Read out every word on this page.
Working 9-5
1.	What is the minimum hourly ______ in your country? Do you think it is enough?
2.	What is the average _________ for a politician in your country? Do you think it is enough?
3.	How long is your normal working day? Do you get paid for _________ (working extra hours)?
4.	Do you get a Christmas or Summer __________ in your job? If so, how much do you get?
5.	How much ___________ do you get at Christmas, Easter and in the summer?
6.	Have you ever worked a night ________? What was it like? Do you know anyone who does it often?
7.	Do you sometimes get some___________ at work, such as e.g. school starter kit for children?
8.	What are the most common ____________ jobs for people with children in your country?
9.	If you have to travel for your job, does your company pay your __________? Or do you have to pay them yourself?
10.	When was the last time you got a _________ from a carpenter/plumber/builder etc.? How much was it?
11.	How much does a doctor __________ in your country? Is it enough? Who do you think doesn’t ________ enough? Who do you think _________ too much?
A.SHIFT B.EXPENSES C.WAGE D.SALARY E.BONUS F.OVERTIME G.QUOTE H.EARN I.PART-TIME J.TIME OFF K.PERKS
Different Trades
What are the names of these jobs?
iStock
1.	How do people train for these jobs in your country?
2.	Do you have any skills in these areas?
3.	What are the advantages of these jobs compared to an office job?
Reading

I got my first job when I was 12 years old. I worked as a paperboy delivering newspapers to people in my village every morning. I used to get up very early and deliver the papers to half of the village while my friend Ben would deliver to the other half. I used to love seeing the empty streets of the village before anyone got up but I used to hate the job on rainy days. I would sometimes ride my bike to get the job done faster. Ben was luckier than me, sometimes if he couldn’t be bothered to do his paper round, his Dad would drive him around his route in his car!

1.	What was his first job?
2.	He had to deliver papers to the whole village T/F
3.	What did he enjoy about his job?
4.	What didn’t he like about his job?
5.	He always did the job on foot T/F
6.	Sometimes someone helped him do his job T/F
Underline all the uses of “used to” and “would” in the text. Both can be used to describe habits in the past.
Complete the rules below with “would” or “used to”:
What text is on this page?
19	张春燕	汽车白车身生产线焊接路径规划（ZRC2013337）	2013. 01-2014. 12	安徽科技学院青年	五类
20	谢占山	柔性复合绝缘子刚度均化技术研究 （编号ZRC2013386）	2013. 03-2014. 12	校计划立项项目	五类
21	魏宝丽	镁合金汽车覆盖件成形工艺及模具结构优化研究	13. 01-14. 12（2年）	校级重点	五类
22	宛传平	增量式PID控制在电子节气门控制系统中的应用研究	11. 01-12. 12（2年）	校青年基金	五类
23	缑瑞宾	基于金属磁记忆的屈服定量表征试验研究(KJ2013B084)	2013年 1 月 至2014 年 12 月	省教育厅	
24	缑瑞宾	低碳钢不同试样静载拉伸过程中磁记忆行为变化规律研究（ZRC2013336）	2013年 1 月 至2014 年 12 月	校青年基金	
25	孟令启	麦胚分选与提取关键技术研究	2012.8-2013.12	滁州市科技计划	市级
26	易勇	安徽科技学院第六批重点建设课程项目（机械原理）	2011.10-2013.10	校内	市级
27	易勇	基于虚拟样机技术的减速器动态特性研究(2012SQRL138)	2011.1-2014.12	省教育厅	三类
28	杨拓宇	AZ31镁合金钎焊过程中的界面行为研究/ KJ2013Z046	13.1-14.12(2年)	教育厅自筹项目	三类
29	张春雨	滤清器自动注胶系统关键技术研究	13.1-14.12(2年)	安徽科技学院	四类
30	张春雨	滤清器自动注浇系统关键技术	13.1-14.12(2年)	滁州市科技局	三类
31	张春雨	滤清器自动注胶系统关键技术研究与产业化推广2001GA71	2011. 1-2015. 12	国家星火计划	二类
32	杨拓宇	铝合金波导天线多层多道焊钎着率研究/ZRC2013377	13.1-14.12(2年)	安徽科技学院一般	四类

==============================

- EXERCISE AIM
Extract all the material, leaving every line as it is.

- ANSWER TO THIS PROBLEM
Read out every word on this page.
Working 9-5
1.	What is the minimum hourly ______ in your country? Do you think it is enough?
2.	What is the average _________ for a politician in your country? Do you think it is enough?
3.	How long is your normal working day? Do you get paid for _________ (working extra hours)?
4.	Do you get a Christmas or Summer __________ in your job? If so, how much do you get?
5.	How much ___________ do you get at Christmas, Easter and in the summer?
6.	Have you ever worked a night ________? What was it like? Do you know anyone who does it often?
7.	Do you sometimes get some___________ at work, such as e.g. school starter kit for children?
8.	What are the most common ____________ jobs for people with children in your country?
9.	If you have to travel for your job, does your company pay your __________? Or do you have to pay them yourself?
10.	When was the last time you got a _________ from a carpenter/plumber/builder etc.? How much was it?
11.	How much does a doctor __________ in your country? Is it enough? Who do you think doesn’t ________ enough? Who do you think _________ too much?
A.SHIFT B.EXPENSES C.WAGE D.SALARY E.BONUS F.OVERTIME G.QUOTE H.EARN I.PART-TIME J.TIME OFF K.PERKS
Different Trades
What are the names of these jobs?
iStock
1.	How do people train for these jobs in your country?
2.	Do you have any skills in these areas?
3.	What are the advantages of these jobs compared to an office job?
Reading

I got my first job when I was 12 years old. I worked as a paperboy delivering newspapers to people in my village every morning. I used to get up very early and deliver the papers to half of the village while my friend Ben would deliver to the other half. I used to love seeing the empty streets of the village before anyone got up but I used to hate the job on rainy days. I would sometimes ride my bike to get the job done faster. Ben was luckier than me, sometimes if he couldn’t be bothered to do his paper round, his Dad would drive him around his route in his car!

1.	What was his first job?
2.	He had to deliver papers to the whole village T/F
3.	What did he enjoy about his job?
4.	What didn’t he like about his job?
5.	He always did the job on foot T/F
6.	Sometimes someone helped him do his job T/F
Underline all the uses of “used to” and “would” in the text. Both can be used to describe habits in the past.
Complete the rules below with “would” or “used to”:
What text is on this page?
19	张春燕	汽车白车身生产线焊接路径规划（ZRC2013337）	2013. 01-2014. 12	安徽科技学院青年	五类
20	谢占山	柔性复合绝缘子刚度均化技术研究 （编号ZRC2013386）	2013. 03-2014. 12	校计划立项项目	五类
21	魏宝丽	镁合金汽车覆盖件成形工艺及模具结构优化研究	13. 01-14. 12（2年）	校级重点	五类
22	宛传平	增量式PID控制在电子节气门控制系统中的应用研究	11. 01-12. 12（2年）	校青年基金	五类
23	缑瑞宾	基于金属磁记忆的屈服定量表征试验研究(KJ2013B084)	2013年 1 月 至2014 年 12 月	省教育厅	
24	缑瑞宾	低碳钢不同试样静载拉伸过程中磁记忆行为变化规律研究（ZRC2013336）	2013年 1 月 至2014 年 12 月	校青年基金	
25	孟令启	麦胚分选与提取关键技术研究	2012.8-2013.12	滁州市科技计划	市级
26	易勇	安徽科技学院第六批重点建设课程项目（机械原理）	2011.10-2013.10	校内	市级
27	易勇	基于虚拟样机技术的减速器动态特性研究(2012SQRL138)	2011.1-2014.12	省教育厅	三类
28	杨拓宇	AZ31镁合金钎焊过程中的界面行为研究/ KJ2013Z046	13.1-14.12(2年)	教育厅自筹项目	三类
29	张春雨	滤清器自动注胶系统关键技术研究	13.1-14.12(2年)	安徽科技学院	四类
30	张春雨	滤清器自动注浇系统关键技术	13.1-14.12(2年)	滁州市科技局	三类
31	张春雨	滤清器自动注胶系统关键技术研究与产业化推广2001GA71	2011. 1-2015. 12	国家星火计划	二类
32	杨拓宇	铝合金波导天线多层多道焊钎着率研究/ZRC2013377	13.1-14.12(2年)	安徽科技学院一般	四类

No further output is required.